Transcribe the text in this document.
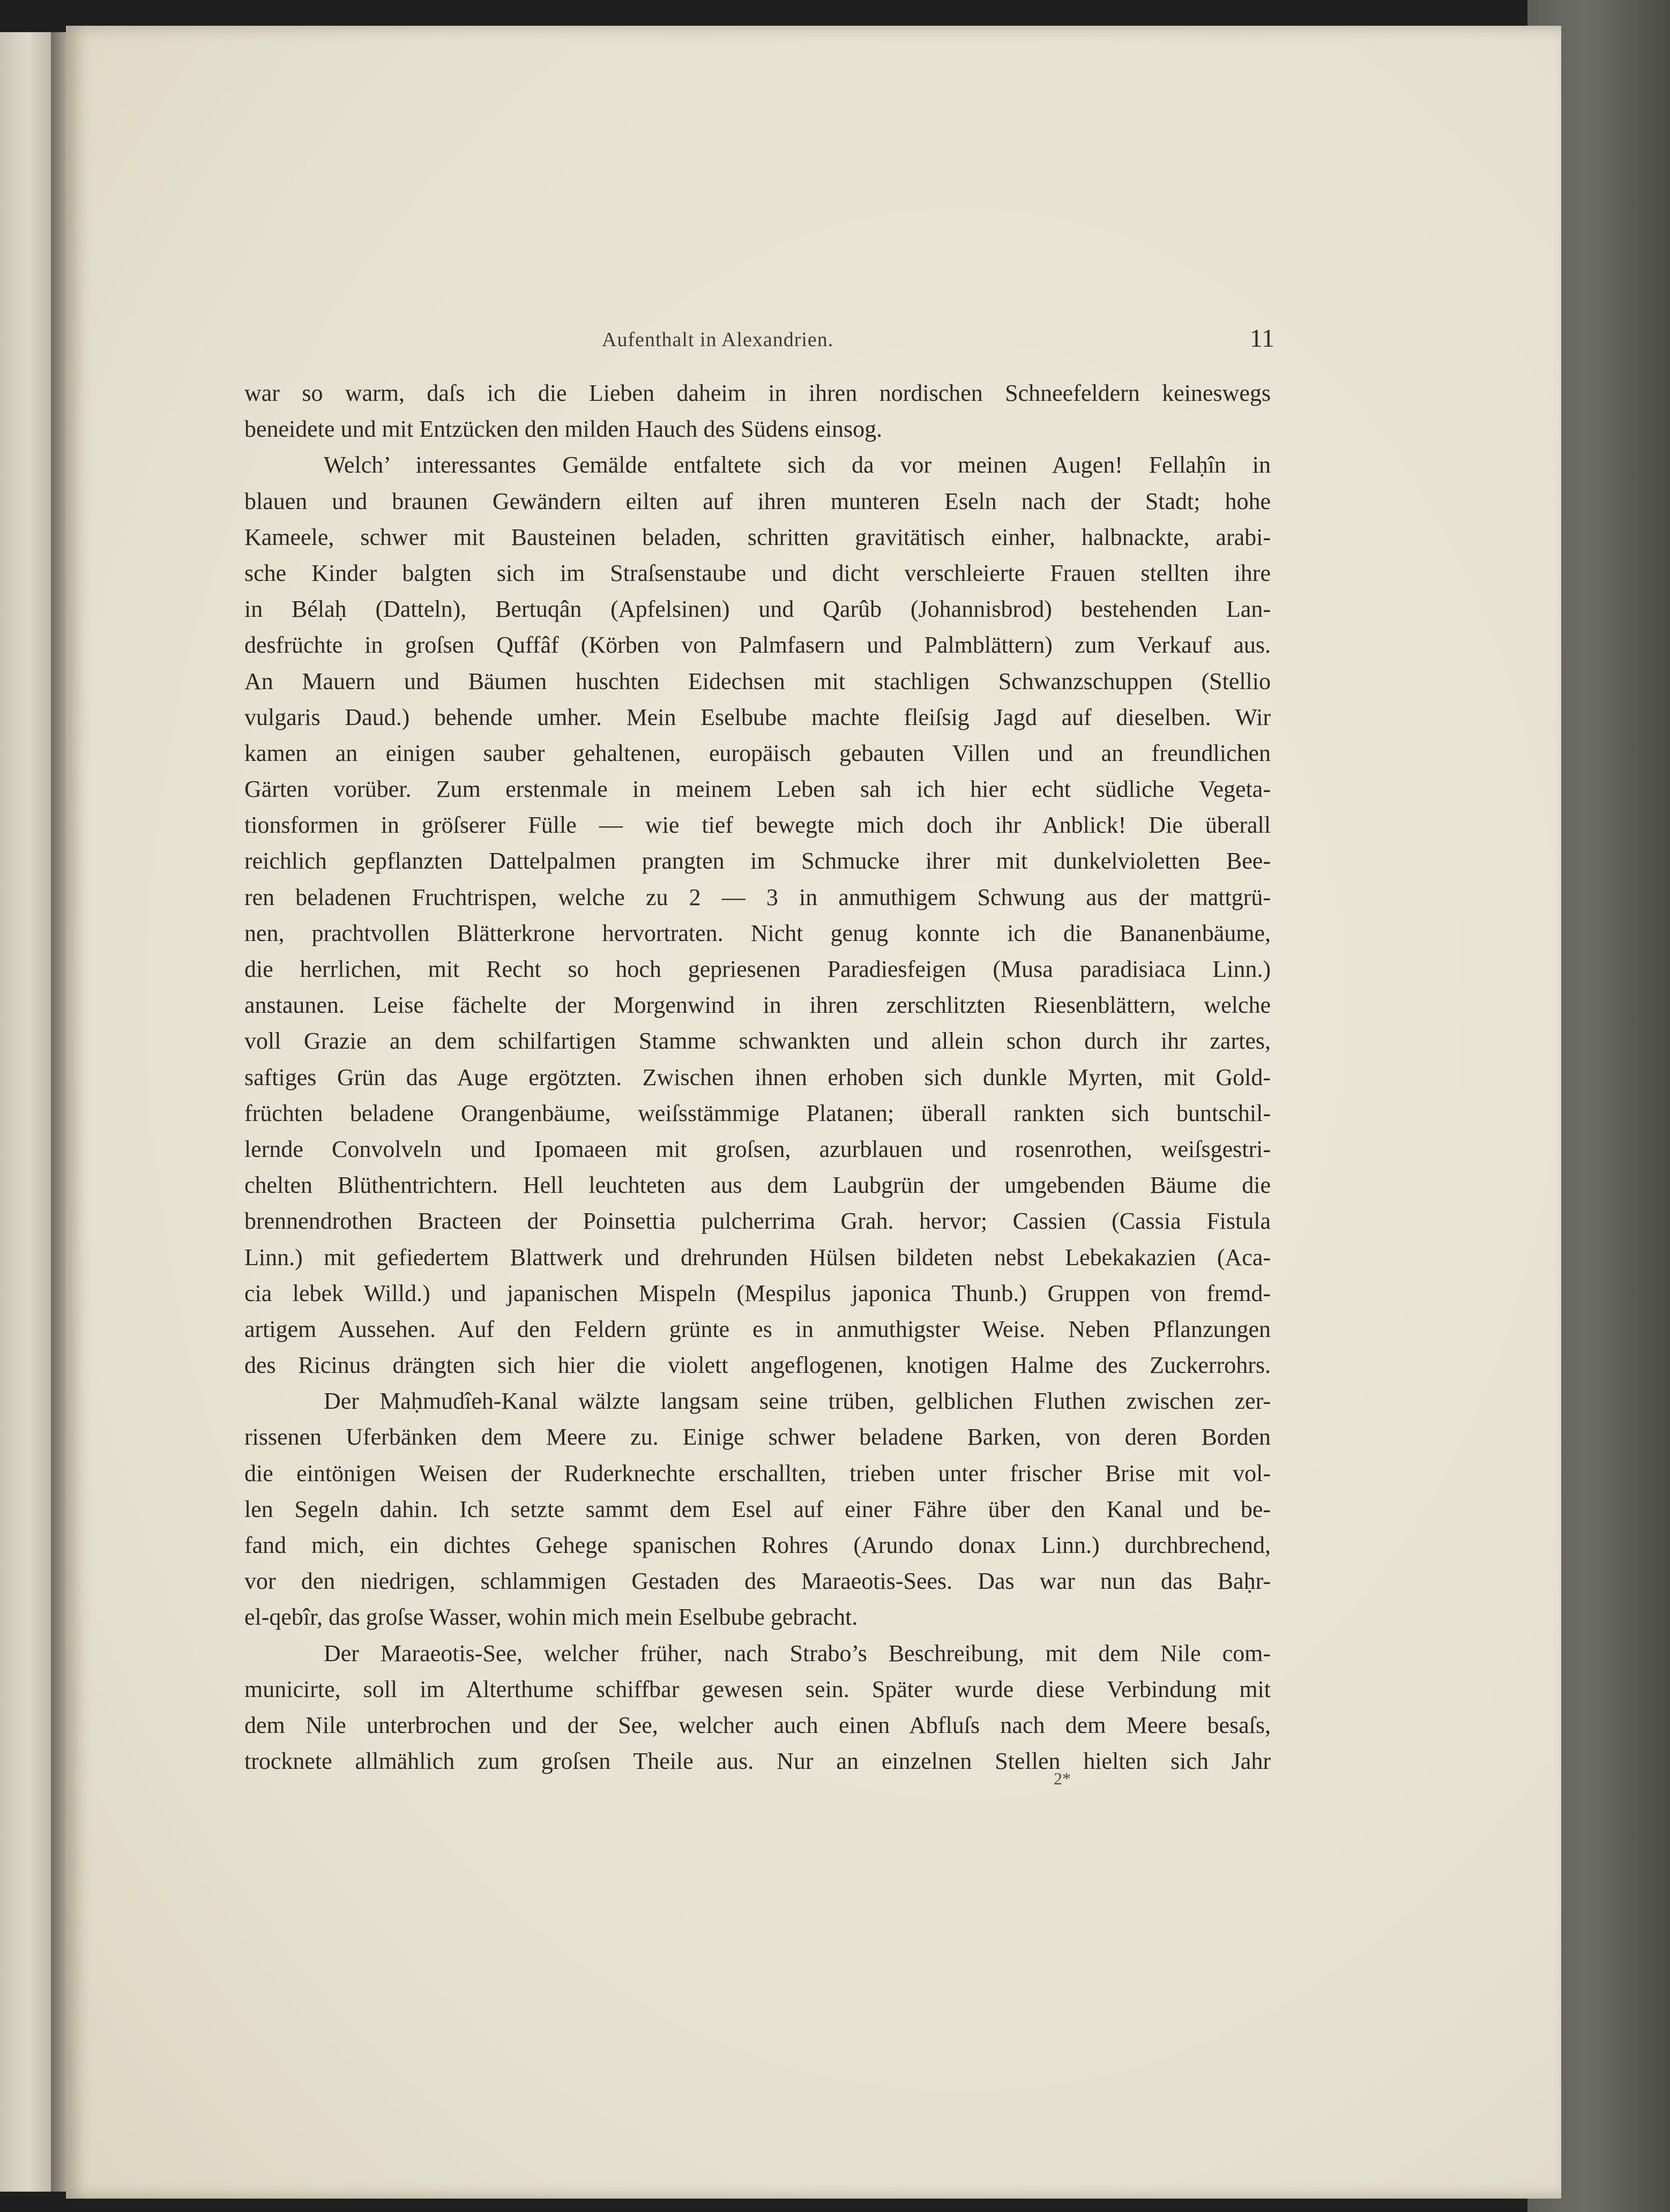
Aufenthalt in Alexandrien.	11
war so warm, daſs ich die Lieben daheim in ihren nordischen Schneefeldern keineswegs
beneidete und mit Entzücken den milden Hauch des Südens einsog.
Welch’ interessantes Gemälde entfaltete sich da vor meinen Augen! Fellaḥîn in
blauen und braunen Gewändern eilten auf ihren munteren Eseln nach der Stadt; hohe
Kameele, schwer mit Bausteinen beladen, schritten gravitätisch einher, halbnackte, arabi-
sche Kinder balgten sich im Straſsenstaube und dicht verschleierte Frauen stellten ihre
in Bélaḥ (Datteln), Bertuqân (Apfelsinen) und Qarûb (Johannisbrod) bestehenden Lan-
desfrüchte in groſsen Quffâf (Körben von Palmfasern und Palmblättern) zum Verkauf aus.
An Mauern und Bäumen huschten Eidechsen mit stachligen Schwanzschuppen (Stellio
vulgaris Daud.) behende umher. Mein Eselbube machte fleiſsig Jagd auf dieselben. Wir
kamen an einigen sauber gehaltenen, europäisch gebauten Villen und an freundlichen
Gärten vorüber. Zum erstenmale in meinem Leben sah ich hier echt südliche Vegeta-
tionsformen in gröſserer Fülle — wie tief bewegte mich doch ihr Anblick! Die überall
reichlich gepflanzten Dattelpalmen prangten im Schmucke ihrer mit dunkelvioletten Bee-
ren beladenen Fruchtrispen, welche zu 2 — 3 in anmuthigem Schwung aus der mattgrü-
nen, prachtvollen Blätterkrone hervortraten. Nicht genug konnte ich die Bananenbäume,
die herrlichen, mit Recht so hoch gepriesenen Paradiesfeigen (Musa paradisiaca Linn.)
anstaunen. Leise fächelte der Morgenwind in ihren zerschlitzten Riesenblättern, welche
voll Grazie an dem schilfartigen Stamme schwankten und allein schon durch ihr zartes,
saftiges Grün das Auge ergötzten. Zwischen ihnen erhoben sich dunkle Myrten, mit Gold-
früchten beladene Orangenbäume, weiſsstämmige Platanen; überall rankten sich buntschil-
lernde Convolveln und Ipomaeen mit groſsen, azurblauen und rosenrothen, weiſsgestri-
chelten Blüthentrichtern. Hell leuchteten aus dem Laubgrün der umgebenden Bäume die
brennendrothen Bracteen der Poinsettia pulcherrima Grah. hervor; Cassien (Cassia Fistula
Linn.) mit gefiedertem Blattwerk und drehrunden Hülsen bildeten nebst Lebekakazien (Aca-
cia lebek Willd.) und japanischen Mispeln (Mespilus japonica Thunb.) Gruppen von fremd-
artigem Aussehen. Auf den Feldern grünte es in anmuthigster Weise. Neben Pflanzungen
des Ricinus drängten sich hier die violett angeflogenen, knotigen Halme des Zuckerrohrs.
Der Maḥmudîeh-Kanal wälzte langsam seine trüben, gelblichen Fluthen zwischen zer-
rissenen Uferbänken dem Meere zu. Einige schwer beladene Barken, von deren Borden
die eintönigen Weisen der Ruderknechte erschallten, trieben unter frischer Brise mit vol-
len Segeln dahin. Ich setzte sammt dem Esel auf einer Fähre über den Kanal und be-
fand mich, ein dichtes Gehege spanischen Rohres (Arundo donax Linn.) durchbrechend,
vor den niedrigen, schlammigen Gestaden des Maraeotis-Sees. Das war nun das Baḥr-
el-qebîr, das groſse Wasser, wohin mich mein Eselbube gebracht.
Der Maraeotis-See, welcher früher, nach Strabo’s Beschreibung, mit dem Nile com-
municirte, soll im Alterthume schiffbar gewesen sein. Später wurde diese Verbindung mit
dem Nile unterbrochen und der See, welcher auch einen Abfluſs nach dem Meere besaſs,
trocknete allmählich zum groſsen Theile aus. Nur an einzelnen Stellen hielten sich Jahr
2*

* * *

- To be done -
Using the listing above, list every line in which the string "Nile" occurs.

- Complete answer -
Der Maraeotis-See, welcher früher, nach Strabo’s Beschreibung, mit dem Nile com-
dem Nile unterbrochen und der See, welcher auch einen Abfluſs nach dem Meere besaſs,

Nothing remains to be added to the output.